:: The problem ::
Filter this material down to the lines that hold "true", copying each one.

-*-*-

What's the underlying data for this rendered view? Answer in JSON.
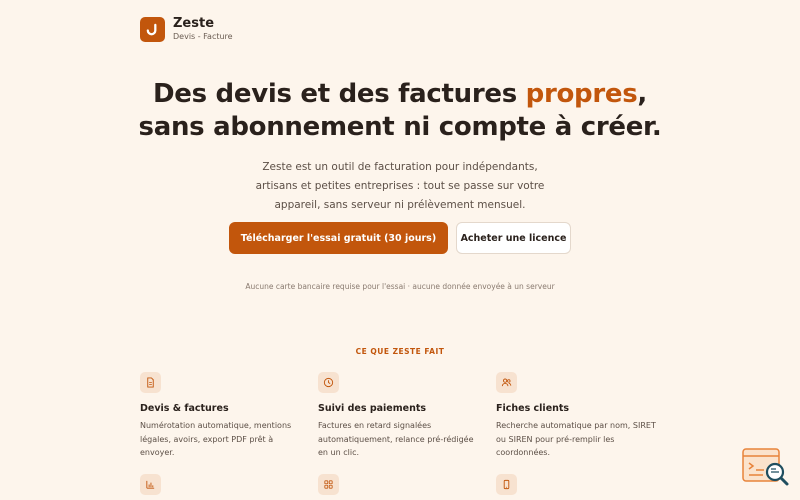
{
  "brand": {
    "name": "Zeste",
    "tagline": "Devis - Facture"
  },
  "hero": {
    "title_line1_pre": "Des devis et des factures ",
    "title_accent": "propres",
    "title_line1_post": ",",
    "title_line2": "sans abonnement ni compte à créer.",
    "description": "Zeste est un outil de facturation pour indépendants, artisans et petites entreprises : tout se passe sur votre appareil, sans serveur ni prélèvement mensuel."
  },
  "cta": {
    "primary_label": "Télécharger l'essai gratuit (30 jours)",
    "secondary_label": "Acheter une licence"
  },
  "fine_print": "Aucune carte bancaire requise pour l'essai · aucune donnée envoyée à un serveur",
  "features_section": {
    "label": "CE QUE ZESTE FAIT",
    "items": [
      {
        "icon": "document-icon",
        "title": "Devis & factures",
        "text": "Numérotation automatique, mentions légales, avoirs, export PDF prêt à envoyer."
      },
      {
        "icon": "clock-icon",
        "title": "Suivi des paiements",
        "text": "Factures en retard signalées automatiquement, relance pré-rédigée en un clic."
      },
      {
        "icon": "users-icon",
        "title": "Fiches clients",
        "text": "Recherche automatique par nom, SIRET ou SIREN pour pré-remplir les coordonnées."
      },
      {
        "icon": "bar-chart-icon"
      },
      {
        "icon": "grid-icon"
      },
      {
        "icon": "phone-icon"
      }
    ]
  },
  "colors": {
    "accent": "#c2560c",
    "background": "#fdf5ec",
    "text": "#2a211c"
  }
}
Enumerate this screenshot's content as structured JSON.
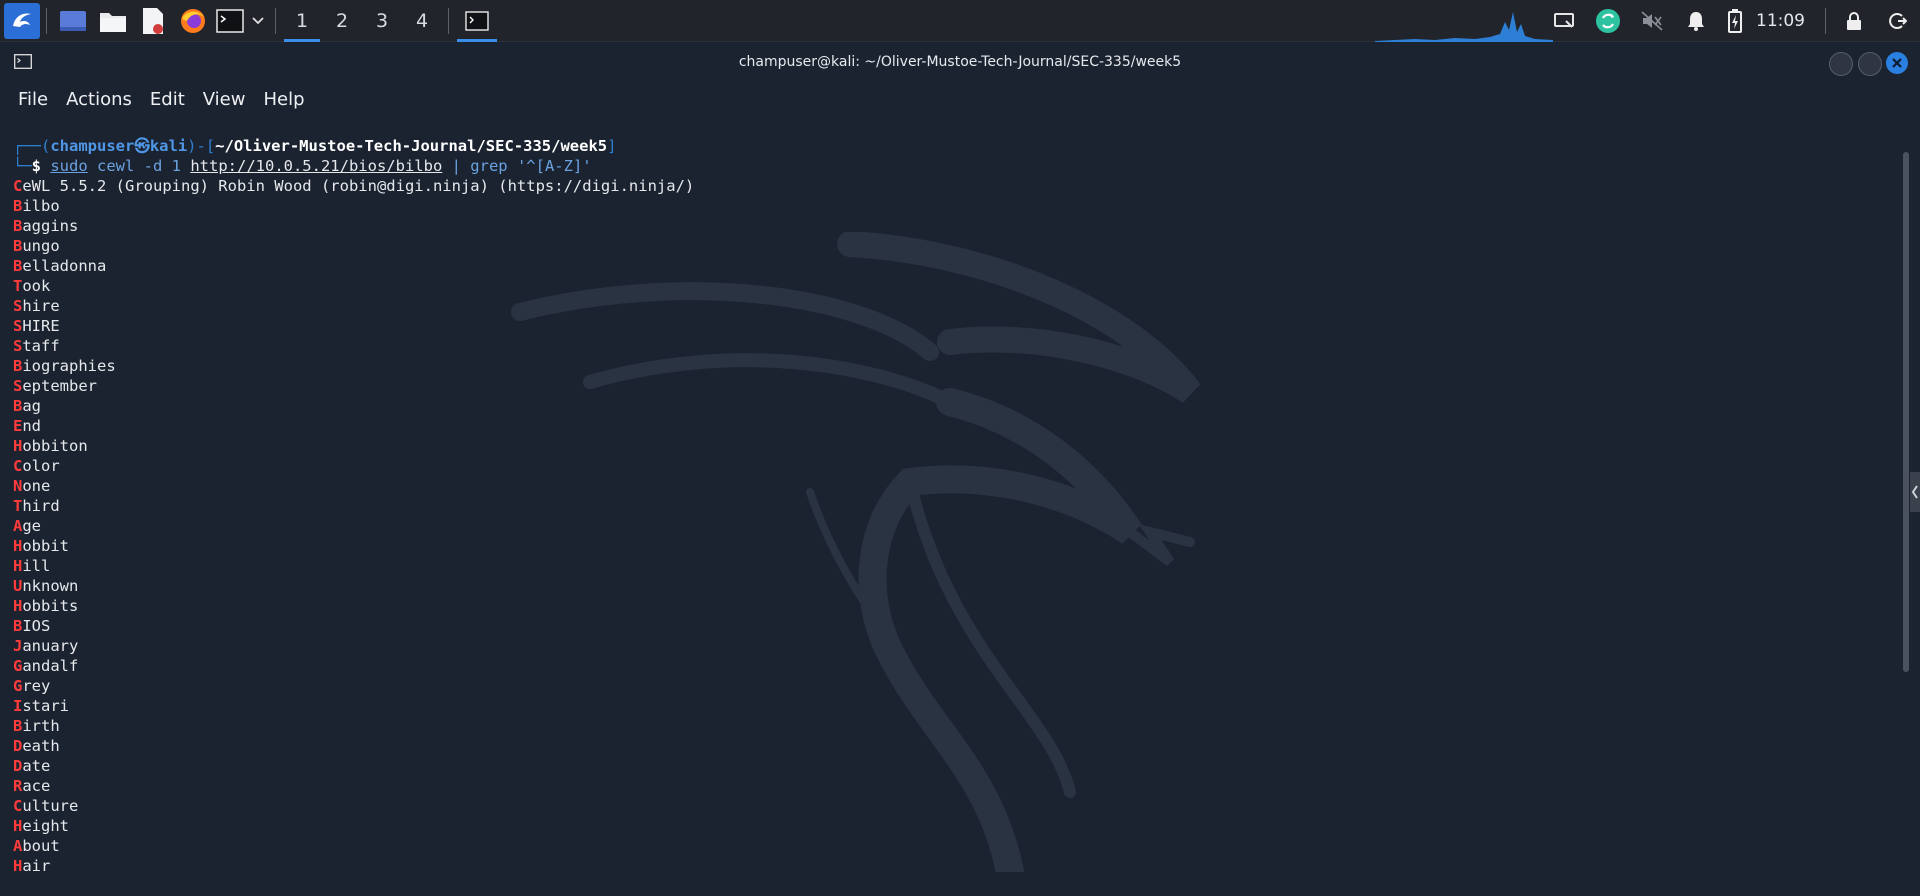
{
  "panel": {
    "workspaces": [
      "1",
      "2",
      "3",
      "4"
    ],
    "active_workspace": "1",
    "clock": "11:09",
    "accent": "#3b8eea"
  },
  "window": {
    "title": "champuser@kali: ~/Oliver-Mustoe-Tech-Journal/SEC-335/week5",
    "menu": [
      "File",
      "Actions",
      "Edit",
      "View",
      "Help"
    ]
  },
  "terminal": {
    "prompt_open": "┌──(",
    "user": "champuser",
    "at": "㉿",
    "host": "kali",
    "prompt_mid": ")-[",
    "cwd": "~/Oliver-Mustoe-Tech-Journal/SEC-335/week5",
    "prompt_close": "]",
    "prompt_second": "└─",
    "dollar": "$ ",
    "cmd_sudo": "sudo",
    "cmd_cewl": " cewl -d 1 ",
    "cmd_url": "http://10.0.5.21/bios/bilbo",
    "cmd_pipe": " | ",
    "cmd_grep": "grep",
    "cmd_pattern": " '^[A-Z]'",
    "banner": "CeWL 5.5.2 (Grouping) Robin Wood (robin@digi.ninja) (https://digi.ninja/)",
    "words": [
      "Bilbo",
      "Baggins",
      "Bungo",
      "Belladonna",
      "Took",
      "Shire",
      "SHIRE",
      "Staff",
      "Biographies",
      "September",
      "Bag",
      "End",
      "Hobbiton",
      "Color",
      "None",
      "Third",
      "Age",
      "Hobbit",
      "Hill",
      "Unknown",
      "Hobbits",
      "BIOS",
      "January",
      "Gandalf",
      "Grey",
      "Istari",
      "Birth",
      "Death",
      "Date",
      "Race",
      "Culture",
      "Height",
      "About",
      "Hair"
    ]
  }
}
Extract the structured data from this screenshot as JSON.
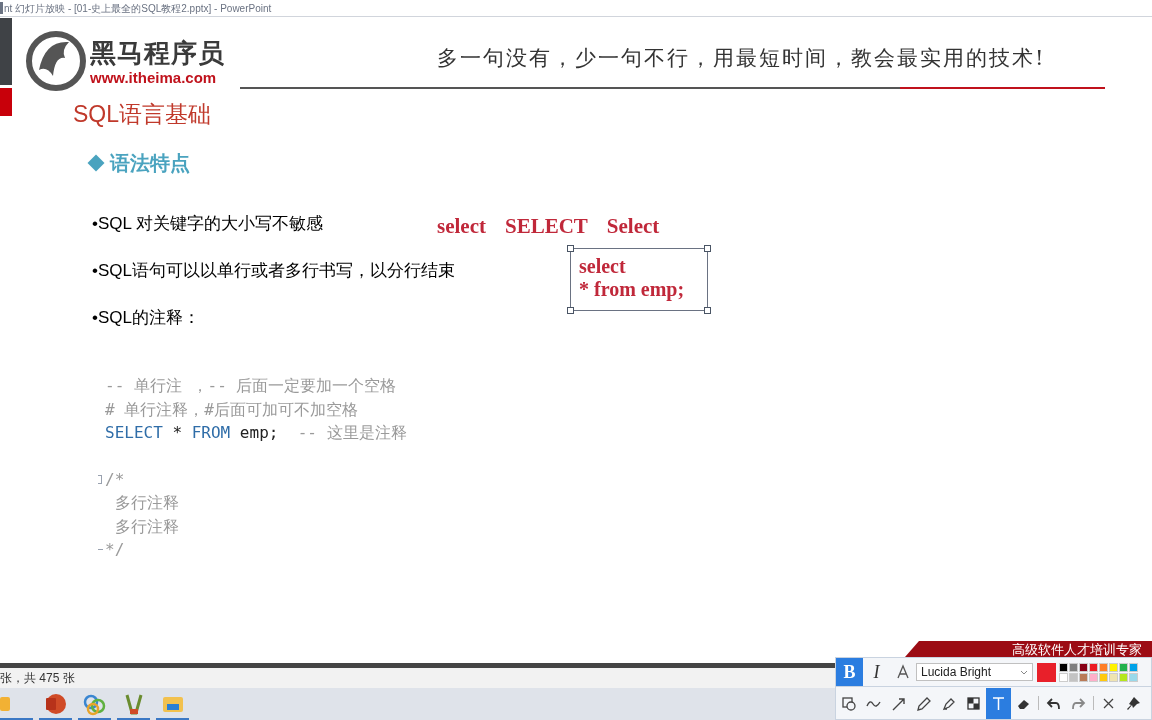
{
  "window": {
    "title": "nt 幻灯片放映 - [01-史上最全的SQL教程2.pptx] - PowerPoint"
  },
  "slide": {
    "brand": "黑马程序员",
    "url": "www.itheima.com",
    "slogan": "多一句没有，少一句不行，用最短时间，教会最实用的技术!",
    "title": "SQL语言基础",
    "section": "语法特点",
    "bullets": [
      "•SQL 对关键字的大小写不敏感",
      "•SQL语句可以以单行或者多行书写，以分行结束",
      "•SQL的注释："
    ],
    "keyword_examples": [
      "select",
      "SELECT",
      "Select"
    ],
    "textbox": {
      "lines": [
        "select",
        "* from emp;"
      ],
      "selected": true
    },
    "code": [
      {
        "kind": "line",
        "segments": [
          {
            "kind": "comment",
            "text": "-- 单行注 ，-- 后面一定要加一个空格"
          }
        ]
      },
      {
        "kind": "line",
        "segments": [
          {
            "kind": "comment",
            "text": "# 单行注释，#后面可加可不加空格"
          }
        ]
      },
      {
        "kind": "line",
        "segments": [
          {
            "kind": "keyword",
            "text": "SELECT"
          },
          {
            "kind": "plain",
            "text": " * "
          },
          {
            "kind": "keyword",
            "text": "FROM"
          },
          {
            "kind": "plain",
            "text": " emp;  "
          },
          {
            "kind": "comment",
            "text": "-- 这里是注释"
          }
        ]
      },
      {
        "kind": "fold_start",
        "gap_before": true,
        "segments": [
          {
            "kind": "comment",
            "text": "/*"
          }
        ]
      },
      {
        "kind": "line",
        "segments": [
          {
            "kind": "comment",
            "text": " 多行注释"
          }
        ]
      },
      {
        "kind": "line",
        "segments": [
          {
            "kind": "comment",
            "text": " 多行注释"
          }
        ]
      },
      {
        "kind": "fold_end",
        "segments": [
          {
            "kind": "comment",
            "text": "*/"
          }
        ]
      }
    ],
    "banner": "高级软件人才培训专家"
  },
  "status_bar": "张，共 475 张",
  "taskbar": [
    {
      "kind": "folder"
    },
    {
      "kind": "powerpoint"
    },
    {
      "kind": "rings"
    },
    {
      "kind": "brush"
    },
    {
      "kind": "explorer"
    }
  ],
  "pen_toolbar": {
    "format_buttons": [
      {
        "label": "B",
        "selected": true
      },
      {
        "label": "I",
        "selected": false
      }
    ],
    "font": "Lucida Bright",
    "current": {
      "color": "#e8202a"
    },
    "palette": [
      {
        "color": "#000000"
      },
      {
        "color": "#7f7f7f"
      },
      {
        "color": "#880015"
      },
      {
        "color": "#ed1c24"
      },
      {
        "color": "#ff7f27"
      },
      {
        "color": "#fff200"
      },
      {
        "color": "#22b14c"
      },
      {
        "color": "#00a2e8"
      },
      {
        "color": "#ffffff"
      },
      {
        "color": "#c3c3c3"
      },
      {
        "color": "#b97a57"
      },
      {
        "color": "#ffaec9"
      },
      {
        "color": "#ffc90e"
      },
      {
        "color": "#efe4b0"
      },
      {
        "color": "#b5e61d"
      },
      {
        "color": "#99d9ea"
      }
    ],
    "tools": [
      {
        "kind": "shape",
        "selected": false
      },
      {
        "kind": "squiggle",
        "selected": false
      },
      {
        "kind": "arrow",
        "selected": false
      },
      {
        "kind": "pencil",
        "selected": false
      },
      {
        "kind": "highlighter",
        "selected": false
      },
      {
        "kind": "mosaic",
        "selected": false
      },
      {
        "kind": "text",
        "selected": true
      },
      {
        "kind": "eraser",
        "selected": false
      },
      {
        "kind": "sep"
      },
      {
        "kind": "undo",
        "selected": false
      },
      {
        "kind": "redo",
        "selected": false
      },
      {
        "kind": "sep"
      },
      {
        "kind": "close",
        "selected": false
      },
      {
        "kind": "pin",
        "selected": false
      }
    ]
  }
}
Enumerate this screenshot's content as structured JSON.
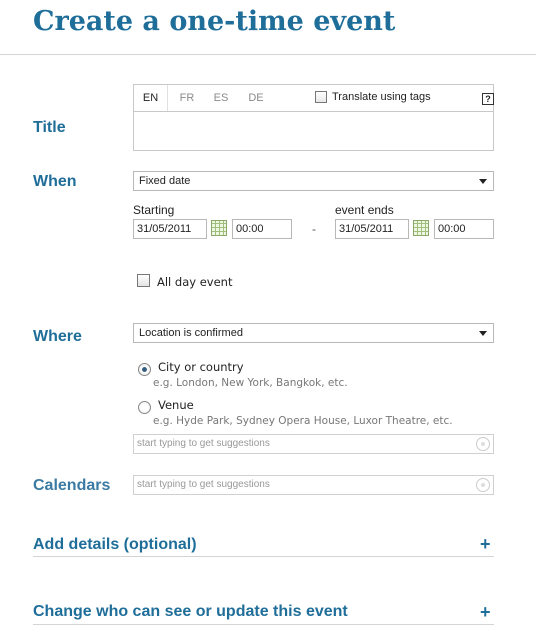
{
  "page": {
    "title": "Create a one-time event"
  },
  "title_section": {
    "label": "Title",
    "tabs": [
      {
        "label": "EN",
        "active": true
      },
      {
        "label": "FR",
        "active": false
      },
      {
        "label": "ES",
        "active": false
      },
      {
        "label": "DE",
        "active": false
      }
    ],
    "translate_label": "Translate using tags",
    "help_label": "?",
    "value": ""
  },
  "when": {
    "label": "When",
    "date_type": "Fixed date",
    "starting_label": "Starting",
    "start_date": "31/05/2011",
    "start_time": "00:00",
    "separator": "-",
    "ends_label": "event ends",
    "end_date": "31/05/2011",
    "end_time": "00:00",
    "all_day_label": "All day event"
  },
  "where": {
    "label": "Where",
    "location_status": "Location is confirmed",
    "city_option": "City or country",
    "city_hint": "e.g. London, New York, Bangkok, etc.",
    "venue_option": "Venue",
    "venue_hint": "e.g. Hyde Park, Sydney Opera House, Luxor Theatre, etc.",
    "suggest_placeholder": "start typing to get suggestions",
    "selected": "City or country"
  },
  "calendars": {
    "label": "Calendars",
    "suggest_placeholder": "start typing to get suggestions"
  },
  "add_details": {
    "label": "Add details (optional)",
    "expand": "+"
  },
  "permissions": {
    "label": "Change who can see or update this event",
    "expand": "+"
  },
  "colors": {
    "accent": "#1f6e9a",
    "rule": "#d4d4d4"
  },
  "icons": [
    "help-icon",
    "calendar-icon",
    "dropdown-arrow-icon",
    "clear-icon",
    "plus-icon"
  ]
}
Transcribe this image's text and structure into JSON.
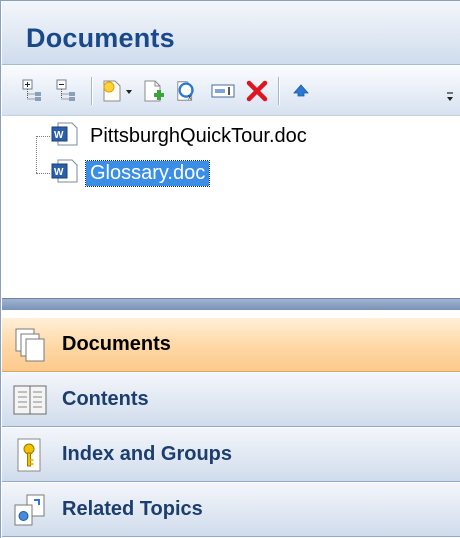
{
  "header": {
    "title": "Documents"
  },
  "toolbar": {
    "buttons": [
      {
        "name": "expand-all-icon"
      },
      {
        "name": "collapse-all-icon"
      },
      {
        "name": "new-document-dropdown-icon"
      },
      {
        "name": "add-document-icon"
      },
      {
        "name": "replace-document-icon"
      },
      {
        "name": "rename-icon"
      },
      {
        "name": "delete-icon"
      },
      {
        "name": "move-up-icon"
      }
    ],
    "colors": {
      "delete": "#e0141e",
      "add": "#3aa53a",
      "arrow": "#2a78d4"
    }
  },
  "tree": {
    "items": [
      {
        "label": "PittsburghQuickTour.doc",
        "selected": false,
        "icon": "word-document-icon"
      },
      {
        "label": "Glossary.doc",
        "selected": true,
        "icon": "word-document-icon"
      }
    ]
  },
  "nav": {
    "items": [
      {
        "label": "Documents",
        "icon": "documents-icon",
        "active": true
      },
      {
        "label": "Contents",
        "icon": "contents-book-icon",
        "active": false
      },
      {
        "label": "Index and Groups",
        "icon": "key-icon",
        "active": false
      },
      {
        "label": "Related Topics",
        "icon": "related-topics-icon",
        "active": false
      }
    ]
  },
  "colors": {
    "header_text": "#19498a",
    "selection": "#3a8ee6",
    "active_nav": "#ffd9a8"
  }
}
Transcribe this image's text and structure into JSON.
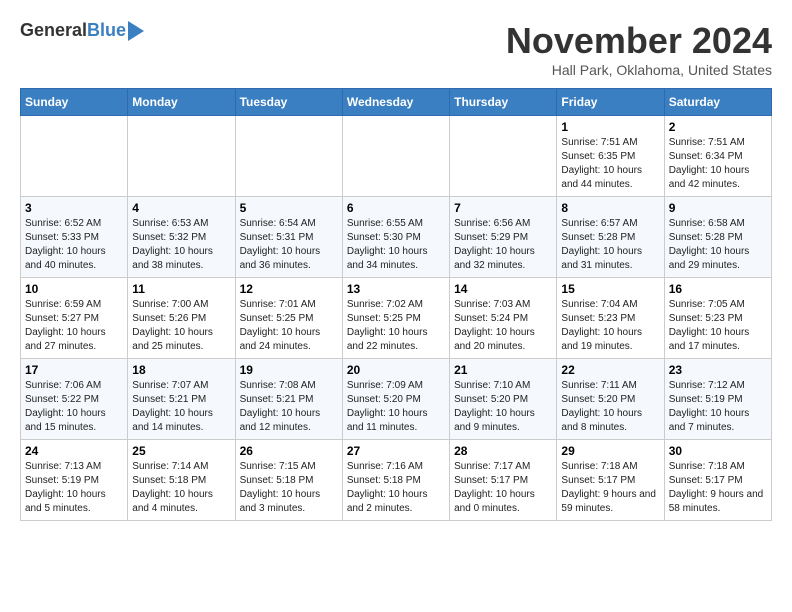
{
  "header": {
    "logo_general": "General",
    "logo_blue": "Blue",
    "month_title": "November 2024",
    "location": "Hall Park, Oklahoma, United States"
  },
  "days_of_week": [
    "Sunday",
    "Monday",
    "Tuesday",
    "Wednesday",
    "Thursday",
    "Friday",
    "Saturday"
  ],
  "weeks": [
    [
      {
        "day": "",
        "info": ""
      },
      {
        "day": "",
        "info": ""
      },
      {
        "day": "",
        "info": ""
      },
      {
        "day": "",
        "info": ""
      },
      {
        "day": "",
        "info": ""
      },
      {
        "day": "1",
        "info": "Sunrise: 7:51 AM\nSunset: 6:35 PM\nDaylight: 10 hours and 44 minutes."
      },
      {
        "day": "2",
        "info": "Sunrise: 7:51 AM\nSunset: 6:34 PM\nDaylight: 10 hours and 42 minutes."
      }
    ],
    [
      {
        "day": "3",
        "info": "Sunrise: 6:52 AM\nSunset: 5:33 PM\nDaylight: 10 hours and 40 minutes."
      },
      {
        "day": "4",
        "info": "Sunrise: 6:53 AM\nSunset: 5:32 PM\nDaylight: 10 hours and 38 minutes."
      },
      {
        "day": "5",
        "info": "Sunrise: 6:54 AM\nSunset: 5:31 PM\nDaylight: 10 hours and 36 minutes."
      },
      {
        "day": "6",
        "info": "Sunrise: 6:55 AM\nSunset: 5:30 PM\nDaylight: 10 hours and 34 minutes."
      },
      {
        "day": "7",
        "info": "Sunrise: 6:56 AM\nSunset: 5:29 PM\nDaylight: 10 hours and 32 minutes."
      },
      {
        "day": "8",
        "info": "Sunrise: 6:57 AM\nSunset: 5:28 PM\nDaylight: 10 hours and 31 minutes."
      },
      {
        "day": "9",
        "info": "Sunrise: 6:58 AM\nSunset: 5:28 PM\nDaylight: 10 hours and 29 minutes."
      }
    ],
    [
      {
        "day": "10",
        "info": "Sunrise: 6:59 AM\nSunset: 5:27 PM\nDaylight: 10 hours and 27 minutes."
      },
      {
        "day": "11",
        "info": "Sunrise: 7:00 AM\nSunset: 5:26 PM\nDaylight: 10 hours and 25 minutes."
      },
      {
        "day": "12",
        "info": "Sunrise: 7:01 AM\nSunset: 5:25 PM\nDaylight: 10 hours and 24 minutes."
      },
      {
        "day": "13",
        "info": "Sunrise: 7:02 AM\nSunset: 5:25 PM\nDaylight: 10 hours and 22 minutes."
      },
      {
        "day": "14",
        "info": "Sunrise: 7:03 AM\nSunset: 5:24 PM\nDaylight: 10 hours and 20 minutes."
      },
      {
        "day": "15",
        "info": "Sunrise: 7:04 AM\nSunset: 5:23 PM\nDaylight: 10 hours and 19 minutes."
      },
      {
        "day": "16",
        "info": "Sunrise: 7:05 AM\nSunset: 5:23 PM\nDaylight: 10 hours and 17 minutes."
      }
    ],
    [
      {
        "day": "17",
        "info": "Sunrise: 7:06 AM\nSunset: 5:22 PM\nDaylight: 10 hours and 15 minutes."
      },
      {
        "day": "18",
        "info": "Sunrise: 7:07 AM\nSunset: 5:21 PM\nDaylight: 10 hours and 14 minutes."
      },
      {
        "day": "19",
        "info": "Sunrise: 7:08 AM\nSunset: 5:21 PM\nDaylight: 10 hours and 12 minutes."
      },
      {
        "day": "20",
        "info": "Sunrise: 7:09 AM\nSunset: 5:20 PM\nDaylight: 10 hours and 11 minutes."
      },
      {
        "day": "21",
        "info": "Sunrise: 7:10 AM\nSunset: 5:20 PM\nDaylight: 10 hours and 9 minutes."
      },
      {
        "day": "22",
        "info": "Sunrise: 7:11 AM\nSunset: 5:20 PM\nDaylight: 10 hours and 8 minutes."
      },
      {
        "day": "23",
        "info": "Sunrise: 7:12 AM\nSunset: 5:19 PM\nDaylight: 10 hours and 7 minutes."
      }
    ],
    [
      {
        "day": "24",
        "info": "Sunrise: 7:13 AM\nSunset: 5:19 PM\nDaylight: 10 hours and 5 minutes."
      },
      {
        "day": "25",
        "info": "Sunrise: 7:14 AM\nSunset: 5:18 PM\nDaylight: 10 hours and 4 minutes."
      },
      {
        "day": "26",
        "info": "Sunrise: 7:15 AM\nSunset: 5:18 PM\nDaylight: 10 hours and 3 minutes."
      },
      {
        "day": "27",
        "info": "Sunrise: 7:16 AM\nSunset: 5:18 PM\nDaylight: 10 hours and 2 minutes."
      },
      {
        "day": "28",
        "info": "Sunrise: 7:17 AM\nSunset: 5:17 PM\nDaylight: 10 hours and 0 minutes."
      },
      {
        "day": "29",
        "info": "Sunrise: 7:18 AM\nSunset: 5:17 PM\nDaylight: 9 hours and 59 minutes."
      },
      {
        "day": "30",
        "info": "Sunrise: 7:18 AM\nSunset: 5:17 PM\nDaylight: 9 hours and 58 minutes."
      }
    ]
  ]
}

-*-*-

:: Worked answer ::
      "selected": true
        "gap_before": true,
        "selected": true
        "selected": true
        "active": true
        "selected": true,
        "active": true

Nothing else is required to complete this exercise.